■ **Exercise details**
Exactly repeat all the records below, omitting the images they hold.

== Data rows

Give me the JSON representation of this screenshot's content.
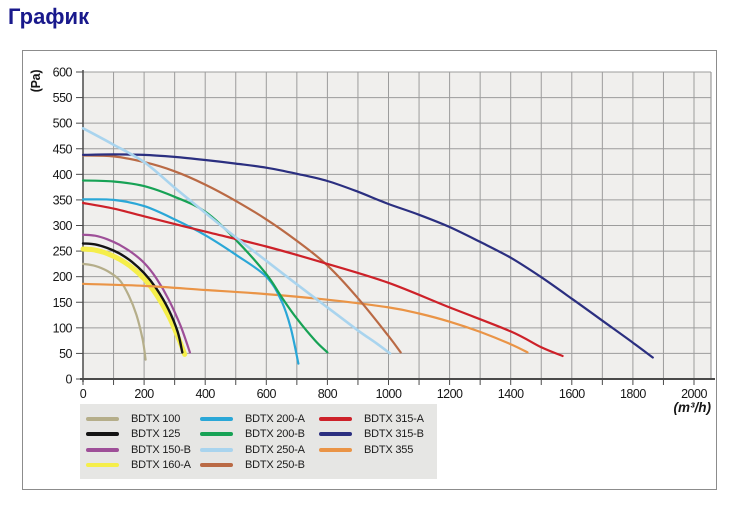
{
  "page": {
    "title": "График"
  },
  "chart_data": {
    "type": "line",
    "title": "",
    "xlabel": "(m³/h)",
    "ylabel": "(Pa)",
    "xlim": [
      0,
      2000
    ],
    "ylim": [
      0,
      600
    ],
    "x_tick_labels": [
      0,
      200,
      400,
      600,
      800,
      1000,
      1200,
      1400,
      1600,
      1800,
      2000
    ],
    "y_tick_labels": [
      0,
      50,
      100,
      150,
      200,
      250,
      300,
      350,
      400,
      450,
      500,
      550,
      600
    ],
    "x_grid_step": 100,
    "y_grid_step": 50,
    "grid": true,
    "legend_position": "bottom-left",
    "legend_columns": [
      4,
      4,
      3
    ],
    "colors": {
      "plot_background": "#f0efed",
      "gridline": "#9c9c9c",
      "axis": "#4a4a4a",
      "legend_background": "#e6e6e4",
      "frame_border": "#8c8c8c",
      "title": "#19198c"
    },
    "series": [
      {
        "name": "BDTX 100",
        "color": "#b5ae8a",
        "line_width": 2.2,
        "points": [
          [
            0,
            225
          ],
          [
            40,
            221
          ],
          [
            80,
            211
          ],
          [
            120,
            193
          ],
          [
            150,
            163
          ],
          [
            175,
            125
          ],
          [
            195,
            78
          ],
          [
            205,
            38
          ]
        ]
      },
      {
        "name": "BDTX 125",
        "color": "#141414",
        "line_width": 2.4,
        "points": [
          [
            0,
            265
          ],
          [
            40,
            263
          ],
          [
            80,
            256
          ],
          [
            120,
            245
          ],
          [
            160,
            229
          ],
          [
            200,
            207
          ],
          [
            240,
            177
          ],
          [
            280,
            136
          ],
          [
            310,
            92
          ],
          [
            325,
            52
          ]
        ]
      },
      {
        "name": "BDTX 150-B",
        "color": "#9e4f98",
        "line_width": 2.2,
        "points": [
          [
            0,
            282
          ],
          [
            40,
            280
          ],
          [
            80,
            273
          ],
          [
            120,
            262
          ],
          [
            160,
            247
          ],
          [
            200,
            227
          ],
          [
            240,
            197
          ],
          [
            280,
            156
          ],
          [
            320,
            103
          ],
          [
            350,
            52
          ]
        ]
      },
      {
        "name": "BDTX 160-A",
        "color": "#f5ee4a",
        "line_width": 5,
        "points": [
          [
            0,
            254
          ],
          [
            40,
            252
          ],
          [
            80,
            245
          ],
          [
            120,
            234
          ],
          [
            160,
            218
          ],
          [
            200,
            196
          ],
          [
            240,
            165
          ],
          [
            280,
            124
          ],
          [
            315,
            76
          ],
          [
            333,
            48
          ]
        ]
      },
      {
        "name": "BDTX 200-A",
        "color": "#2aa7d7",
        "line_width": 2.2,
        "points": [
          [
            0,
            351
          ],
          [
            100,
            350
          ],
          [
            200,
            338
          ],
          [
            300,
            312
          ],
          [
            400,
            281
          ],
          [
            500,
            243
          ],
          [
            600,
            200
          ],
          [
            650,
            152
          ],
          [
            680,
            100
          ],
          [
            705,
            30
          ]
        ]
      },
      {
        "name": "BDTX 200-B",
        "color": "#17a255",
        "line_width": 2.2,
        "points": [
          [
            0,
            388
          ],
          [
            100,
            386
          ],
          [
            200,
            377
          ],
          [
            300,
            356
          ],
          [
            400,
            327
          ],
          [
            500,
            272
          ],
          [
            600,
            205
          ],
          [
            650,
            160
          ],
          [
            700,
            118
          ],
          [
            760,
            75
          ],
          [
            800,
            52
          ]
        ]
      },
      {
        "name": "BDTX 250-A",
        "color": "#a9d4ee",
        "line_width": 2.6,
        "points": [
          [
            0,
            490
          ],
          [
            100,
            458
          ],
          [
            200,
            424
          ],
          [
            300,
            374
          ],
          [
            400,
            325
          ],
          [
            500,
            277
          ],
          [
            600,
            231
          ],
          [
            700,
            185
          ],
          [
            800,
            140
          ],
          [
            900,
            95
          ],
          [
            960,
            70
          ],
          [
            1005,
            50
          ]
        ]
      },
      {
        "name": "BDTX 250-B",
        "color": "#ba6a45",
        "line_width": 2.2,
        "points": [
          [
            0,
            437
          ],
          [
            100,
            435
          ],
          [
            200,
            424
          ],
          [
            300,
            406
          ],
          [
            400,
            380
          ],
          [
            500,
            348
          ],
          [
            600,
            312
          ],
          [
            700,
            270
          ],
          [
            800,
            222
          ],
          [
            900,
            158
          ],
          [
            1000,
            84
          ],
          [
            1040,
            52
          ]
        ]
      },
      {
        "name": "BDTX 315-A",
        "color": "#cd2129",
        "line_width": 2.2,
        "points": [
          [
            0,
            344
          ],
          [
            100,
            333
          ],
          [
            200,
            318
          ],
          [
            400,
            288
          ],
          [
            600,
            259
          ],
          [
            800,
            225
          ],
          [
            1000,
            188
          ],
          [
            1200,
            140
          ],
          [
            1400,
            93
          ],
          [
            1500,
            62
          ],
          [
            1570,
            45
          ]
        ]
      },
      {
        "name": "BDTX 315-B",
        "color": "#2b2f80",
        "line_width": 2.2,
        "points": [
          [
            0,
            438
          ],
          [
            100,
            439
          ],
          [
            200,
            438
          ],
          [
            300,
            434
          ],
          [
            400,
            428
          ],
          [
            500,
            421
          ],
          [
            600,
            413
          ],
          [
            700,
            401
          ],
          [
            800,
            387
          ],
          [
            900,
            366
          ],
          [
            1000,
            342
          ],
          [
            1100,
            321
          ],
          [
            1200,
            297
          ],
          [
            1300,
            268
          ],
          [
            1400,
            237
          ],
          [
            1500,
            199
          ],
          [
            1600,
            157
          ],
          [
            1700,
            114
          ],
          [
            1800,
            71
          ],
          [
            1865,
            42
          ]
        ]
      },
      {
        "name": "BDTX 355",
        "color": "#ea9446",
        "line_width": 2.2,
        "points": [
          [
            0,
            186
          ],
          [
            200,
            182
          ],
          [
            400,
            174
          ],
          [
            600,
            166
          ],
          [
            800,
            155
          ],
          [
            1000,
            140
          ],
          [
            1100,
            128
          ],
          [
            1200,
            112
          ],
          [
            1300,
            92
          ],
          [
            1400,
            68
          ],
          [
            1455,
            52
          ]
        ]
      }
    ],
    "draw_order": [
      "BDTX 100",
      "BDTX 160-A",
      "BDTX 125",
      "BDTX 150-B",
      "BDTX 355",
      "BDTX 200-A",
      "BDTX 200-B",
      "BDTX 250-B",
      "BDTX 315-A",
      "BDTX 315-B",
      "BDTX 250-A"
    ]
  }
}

====

■ **The response**
Give me the JSON representation of this screenshot's content.
{
  "page": {
    "title": "График"
  },
  "chart_data": {
    "type": "line",
    "title": "",
    "xlabel": "(m³/h)",
    "ylabel": "(Pa)",
    "xlim": [
      0,
      2000
    ],
    "ylim": [
      0,
      600
    ],
    "x_tick_labels": [
      0,
      200,
      400,
      600,
      800,
      1000,
      1200,
      1400,
      1600,
      1800,
      2000
    ],
    "y_tick_labels": [
      0,
      50,
      100,
      150,
      200,
      250,
      300,
      350,
      400,
      450,
      500,
      550,
      600
    ],
    "x_grid_step": 100,
    "y_grid_step": 50,
    "grid": true,
    "legend_position": "bottom-left",
    "legend_columns": [
      4,
      4,
      3
    ],
    "colors": {
      "plot_background": "#f0efed",
      "gridline": "#9c9c9c",
      "axis": "#4a4a4a",
      "legend_background": "#e6e6e4",
      "frame_border": "#8c8c8c",
      "title": "#19198c"
    },
    "series": [
      {
        "name": "BDTX 100",
        "color": "#b5ae8a",
        "line_width": 2.2,
        "points": [
          [
            0,
            225
          ],
          [
            40,
            221
          ],
          [
            80,
            211
          ],
          [
            120,
            193
          ],
          [
            150,
            163
          ],
          [
            175,
            125
          ],
          [
            195,
            78
          ],
          [
            205,
            38
          ]
        ]
      },
      {
        "name": "BDTX 125",
        "color": "#141414",
        "line_width": 2.4,
        "points": [
          [
            0,
            265
          ],
          [
            40,
            263
          ],
          [
            80,
            256
          ],
          [
            120,
            245
          ],
          [
            160,
            229
          ],
          [
            200,
            207
          ],
          [
            240,
            177
          ],
          [
            280,
            136
          ],
          [
            310,
            92
          ],
          [
            325,
            52
          ]
        ]
      },
      {
        "name": "BDTX 150-B",
        "color": "#9e4f98",
        "line_width": 2.2,
        "points": [
          [
            0,
            282
          ],
          [
            40,
            280
          ],
          [
            80,
            273
          ],
          [
            120,
            262
          ],
          [
            160,
            247
          ],
          [
            200,
            227
          ],
          [
            240,
            197
          ],
          [
            280,
            156
          ],
          [
            320,
            103
          ],
          [
            350,
            52
          ]
        ]
      },
      {
        "name": "BDTX 160-A",
        "color": "#f5ee4a",
        "line_width": 5,
        "points": [
          [
            0,
            254
          ],
          [
            40,
            252
          ],
          [
            80,
            245
          ],
          [
            120,
            234
          ],
          [
            160,
            218
          ],
          [
            200,
            196
          ],
          [
            240,
            165
          ],
          [
            280,
            124
          ],
          [
            315,
            76
          ],
          [
            333,
            48
          ]
        ]
      },
      {
        "name": "BDTX 200-A",
        "color": "#2aa7d7",
        "line_width": 2.2,
        "points": [
          [
            0,
            351
          ],
          [
            100,
            350
          ],
          [
            200,
            338
          ],
          [
            300,
            312
          ],
          [
            400,
            281
          ],
          [
            500,
            243
          ],
          [
            600,
            200
          ],
          [
            650,
            152
          ],
          [
            680,
            100
          ],
          [
            705,
            30
          ]
        ]
      },
      {
        "name": "BDTX 200-B",
        "color": "#17a255",
        "line_width": 2.2,
        "points": [
          [
            0,
            388
          ],
          [
            100,
            386
          ],
          [
            200,
            377
          ],
          [
            300,
            356
          ],
          [
            400,
            327
          ],
          [
            500,
            272
          ],
          [
            600,
            205
          ],
          [
            650,
            160
          ],
          [
            700,
            118
          ],
          [
            760,
            75
          ],
          [
            800,
            52
          ]
        ]
      },
      {
        "name": "BDTX 250-A",
        "color": "#a9d4ee",
        "line_width": 2.6,
        "points": [
          [
            0,
            490
          ],
          [
            100,
            458
          ],
          [
            200,
            424
          ],
          [
            300,
            374
          ],
          [
            400,
            325
          ],
          [
            500,
            277
          ],
          [
            600,
            231
          ],
          [
            700,
            185
          ],
          [
            800,
            140
          ],
          [
            900,
            95
          ],
          [
            960,
            70
          ],
          [
            1005,
            50
          ]
        ]
      },
      {
        "name": "BDTX 250-B",
        "color": "#ba6a45",
        "line_width": 2.2,
        "points": [
          [
            0,
            437
          ],
          [
            100,
            435
          ],
          [
            200,
            424
          ],
          [
            300,
            406
          ],
          [
            400,
            380
          ],
          [
            500,
            348
          ],
          [
            600,
            312
          ],
          [
            700,
            270
          ],
          [
            800,
            222
          ],
          [
            900,
            158
          ],
          [
            1000,
            84
          ],
          [
            1040,
            52
          ]
        ]
      },
      {
        "name": "BDTX 315-A",
        "color": "#cd2129",
        "line_width": 2.2,
        "points": [
          [
            0,
            344
          ],
          [
            100,
            333
          ],
          [
            200,
            318
          ],
          [
            400,
            288
          ],
          [
            600,
            259
          ],
          [
            800,
            225
          ],
          [
            1000,
            188
          ],
          [
            1200,
            140
          ],
          [
            1400,
            93
          ],
          [
            1500,
            62
          ],
          [
            1570,
            45
          ]
        ]
      },
      {
        "name": "BDTX 315-B",
        "color": "#2b2f80",
        "line_width": 2.2,
        "points": [
          [
            0,
            438
          ],
          [
            100,
            439
          ],
          [
            200,
            438
          ],
          [
            300,
            434
          ],
          [
            400,
            428
          ],
          [
            500,
            421
          ],
          [
            600,
            413
          ],
          [
            700,
            401
          ],
          [
            800,
            387
          ],
          [
            900,
            366
          ],
          [
            1000,
            342
          ],
          [
            1100,
            321
          ],
          [
            1200,
            297
          ],
          [
            1300,
            268
          ],
          [
            1400,
            237
          ],
          [
            1500,
            199
          ],
          [
            1600,
            157
          ],
          [
            1700,
            114
          ],
          [
            1800,
            71
          ],
          [
            1865,
            42
          ]
        ]
      },
      {
        "name": "BDTX 355",
        "color": "#ea9446",
        "line_width": 2.2,
        "points": [
          [
            0,
            186
          ],
          [
            200,
            182
          ],
          [
            400,
            174
          ],
          [
            600,
            166
          ],
          [
            800,
            155
          ],
          [
            1000,
            140
          ],
          [
            1100,
            128
          ],
          [
            1200,
            112
          ],
          [
            1300,
            92
          ],
          [
            1400,
            68
          ],
          [
            1455,
            52
          ]
        ]
      }
    ],
    "draw_order": [
      "BDTX 100",
      "BDTX 160-A",
      "BDTX 125",
      "BDTX 150-B",
      "BDTX 355",
      "BDTX 200-A",
      "BDTX 200-B",
      "BDTX 250-B",
      "BDTX 315-A",
      "BDTX 315-B",
      "BDTX 250-A"
    ]
  }
}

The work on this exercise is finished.